## Material provided
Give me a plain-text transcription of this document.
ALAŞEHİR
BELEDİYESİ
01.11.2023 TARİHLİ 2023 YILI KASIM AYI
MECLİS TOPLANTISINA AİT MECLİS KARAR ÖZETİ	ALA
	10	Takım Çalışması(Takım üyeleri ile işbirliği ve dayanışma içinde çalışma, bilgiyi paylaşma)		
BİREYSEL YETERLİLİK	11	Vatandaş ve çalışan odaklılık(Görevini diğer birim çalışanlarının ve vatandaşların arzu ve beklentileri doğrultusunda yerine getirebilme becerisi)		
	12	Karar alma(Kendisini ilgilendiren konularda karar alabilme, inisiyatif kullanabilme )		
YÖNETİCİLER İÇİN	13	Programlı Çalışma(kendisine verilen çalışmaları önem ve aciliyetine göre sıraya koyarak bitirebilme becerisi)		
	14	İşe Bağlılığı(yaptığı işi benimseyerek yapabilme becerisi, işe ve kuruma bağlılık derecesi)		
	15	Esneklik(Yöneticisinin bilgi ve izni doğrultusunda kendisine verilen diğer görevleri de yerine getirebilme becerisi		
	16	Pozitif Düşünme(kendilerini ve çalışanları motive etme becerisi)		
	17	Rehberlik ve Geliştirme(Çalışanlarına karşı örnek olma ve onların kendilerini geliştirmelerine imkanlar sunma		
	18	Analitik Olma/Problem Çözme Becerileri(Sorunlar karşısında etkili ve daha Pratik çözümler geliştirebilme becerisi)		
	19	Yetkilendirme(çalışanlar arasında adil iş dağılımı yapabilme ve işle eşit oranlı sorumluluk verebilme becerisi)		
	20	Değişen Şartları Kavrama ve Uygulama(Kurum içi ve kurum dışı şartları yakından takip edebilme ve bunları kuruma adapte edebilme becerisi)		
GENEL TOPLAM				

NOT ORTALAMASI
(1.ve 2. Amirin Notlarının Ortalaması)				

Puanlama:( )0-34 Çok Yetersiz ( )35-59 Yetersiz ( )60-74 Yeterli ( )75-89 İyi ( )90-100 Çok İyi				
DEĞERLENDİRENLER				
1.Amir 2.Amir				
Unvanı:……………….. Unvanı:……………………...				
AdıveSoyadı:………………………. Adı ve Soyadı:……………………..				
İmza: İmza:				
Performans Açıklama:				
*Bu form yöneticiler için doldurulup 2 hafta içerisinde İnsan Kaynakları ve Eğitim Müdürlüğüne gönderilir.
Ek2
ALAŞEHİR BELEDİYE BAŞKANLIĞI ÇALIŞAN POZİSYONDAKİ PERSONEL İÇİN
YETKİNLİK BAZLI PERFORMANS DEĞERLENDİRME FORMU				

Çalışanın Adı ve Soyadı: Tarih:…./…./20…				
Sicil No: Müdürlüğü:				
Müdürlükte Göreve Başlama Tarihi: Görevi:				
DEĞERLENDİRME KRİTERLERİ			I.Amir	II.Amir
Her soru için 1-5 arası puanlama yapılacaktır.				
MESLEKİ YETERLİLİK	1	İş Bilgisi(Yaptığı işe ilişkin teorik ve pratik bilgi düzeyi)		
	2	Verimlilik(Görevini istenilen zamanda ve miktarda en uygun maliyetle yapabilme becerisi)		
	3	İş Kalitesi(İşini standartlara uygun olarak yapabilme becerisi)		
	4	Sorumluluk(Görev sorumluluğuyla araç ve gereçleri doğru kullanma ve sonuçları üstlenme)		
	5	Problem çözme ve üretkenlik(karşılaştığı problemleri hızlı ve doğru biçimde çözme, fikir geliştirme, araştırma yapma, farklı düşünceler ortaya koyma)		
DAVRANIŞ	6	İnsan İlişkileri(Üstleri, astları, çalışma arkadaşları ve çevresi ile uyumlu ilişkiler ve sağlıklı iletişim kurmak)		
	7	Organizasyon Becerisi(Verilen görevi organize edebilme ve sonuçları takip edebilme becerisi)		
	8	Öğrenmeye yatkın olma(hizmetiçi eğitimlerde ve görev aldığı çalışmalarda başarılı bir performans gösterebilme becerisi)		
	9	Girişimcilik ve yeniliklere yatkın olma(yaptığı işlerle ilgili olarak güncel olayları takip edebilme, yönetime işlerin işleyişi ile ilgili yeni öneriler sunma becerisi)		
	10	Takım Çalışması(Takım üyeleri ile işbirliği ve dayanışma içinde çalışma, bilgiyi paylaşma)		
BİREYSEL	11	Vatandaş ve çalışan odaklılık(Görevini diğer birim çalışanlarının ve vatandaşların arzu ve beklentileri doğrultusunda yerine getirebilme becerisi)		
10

## Aim
Show every line of the records above that contains the word "İÇİN".

## Response for this exercise
YÖNETİCİLER İÇİN	13	Programlı Çalışma(kendisine verilen çalışmaları önem ve aciliyetine göre sıraya koyarak bitirebilme becerisi)		
ALAŞEHİR BELEDİYE BAŞKANLIĞI ÇALIŞAN POZİSYONDAKİ PERSONEL İÇİN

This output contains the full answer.